» **DATASET EXTRACT**
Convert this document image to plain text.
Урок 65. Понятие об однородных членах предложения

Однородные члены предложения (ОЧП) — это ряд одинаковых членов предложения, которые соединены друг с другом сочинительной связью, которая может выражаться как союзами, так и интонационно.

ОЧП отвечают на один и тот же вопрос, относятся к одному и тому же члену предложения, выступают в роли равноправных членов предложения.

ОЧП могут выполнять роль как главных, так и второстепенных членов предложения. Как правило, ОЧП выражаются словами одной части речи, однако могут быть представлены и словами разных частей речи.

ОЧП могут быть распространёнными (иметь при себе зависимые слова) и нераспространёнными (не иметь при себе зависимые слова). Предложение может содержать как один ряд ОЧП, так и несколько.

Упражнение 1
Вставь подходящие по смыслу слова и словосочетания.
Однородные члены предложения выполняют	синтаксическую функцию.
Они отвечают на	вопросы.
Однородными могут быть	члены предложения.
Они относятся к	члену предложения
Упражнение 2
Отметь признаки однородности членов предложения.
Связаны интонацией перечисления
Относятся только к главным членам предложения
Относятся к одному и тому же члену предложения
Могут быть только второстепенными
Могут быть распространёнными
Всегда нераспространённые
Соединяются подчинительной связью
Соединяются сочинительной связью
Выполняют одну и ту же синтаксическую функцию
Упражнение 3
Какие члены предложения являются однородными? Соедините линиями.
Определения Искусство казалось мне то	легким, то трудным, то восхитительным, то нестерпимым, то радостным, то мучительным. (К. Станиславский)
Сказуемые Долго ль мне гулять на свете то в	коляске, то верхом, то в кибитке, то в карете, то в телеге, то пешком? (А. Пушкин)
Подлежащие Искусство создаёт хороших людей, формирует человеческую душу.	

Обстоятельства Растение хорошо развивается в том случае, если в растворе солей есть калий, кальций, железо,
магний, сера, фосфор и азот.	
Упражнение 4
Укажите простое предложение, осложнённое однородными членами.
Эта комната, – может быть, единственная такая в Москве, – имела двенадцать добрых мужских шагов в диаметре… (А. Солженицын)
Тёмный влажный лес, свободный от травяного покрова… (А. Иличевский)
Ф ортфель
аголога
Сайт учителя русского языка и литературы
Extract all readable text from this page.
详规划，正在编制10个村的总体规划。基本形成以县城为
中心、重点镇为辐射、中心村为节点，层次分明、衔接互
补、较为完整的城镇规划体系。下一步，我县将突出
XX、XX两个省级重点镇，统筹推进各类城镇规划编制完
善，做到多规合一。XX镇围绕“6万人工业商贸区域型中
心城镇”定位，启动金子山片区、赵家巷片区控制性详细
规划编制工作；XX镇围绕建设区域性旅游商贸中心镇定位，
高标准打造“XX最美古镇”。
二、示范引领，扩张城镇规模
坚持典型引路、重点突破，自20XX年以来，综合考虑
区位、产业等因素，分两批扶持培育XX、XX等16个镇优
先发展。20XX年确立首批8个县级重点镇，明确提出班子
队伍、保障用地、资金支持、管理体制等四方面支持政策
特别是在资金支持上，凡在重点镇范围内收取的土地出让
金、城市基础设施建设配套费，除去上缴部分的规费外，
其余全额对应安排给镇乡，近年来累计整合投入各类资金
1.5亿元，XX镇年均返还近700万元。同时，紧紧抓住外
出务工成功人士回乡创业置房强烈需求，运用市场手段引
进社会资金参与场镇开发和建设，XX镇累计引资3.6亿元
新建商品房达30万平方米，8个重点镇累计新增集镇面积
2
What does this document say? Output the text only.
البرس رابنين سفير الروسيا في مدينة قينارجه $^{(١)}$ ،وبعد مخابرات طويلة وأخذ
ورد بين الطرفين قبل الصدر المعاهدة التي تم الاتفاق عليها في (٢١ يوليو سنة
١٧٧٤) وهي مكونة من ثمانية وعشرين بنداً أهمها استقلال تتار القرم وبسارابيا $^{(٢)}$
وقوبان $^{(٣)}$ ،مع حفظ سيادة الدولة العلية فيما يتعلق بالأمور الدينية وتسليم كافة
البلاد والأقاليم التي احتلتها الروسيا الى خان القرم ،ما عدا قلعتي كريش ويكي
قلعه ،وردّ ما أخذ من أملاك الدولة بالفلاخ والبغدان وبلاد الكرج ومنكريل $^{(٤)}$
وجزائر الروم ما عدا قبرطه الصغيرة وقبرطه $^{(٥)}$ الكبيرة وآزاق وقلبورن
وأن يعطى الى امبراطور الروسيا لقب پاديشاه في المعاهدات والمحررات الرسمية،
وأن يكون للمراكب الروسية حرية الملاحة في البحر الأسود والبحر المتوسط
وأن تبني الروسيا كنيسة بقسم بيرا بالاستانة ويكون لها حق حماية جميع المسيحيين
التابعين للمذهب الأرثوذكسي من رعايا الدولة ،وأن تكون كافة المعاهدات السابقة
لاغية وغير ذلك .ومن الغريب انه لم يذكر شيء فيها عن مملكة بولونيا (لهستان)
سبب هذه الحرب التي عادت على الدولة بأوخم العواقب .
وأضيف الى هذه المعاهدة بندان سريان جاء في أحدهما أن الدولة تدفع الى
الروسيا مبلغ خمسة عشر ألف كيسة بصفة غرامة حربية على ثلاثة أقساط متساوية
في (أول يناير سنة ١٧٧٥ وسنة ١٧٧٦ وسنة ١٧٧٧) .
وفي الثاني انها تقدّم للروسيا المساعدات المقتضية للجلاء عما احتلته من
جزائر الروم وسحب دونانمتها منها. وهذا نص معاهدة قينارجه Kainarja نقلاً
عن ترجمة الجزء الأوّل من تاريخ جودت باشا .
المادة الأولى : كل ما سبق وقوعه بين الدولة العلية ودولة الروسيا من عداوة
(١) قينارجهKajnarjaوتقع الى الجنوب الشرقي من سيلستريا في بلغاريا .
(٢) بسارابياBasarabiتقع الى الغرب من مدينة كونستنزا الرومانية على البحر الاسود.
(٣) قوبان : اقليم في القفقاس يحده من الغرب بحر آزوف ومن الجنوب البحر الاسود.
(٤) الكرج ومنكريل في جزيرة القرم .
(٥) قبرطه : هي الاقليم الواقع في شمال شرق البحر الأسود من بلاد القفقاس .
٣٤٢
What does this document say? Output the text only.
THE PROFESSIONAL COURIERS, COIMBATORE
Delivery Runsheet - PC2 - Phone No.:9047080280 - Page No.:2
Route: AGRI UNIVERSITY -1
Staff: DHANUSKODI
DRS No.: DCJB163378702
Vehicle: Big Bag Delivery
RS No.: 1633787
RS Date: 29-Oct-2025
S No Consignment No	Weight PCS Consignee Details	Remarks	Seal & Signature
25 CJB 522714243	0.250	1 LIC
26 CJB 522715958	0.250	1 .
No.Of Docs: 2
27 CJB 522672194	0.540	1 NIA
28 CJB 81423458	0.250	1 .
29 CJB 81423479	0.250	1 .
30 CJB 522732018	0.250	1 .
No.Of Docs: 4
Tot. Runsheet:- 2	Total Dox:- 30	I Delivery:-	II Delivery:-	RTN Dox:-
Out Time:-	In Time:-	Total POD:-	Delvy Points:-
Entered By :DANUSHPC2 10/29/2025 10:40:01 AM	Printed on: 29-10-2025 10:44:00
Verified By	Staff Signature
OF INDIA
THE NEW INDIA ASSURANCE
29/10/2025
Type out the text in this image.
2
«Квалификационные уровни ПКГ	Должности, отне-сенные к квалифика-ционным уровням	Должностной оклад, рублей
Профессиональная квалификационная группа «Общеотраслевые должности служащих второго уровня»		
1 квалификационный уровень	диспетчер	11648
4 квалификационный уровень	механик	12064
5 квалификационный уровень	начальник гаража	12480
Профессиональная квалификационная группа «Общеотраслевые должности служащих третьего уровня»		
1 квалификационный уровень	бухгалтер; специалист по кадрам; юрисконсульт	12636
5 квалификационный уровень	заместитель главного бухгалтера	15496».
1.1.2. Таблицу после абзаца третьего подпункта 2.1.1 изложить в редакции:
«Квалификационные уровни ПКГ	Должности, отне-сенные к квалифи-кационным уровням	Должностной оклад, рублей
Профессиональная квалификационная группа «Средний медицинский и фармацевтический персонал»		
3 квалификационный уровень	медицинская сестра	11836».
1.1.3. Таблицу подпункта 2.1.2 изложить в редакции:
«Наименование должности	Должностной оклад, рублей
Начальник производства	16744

» **SHORT EXERCISE**
Out of the material above, select every line that holds the string "Профессиональная".

» **FULL ANSWER**
Профессиональная квалификационная группа «Общеотраслевые должности служащих второго уровня»		
Профессиональная квалификационная группа «Общеотраслевые должности служащих третьего уровня»		
Профессиональная квалификационная группа «Средний медицинский и фармацевтический персонал»		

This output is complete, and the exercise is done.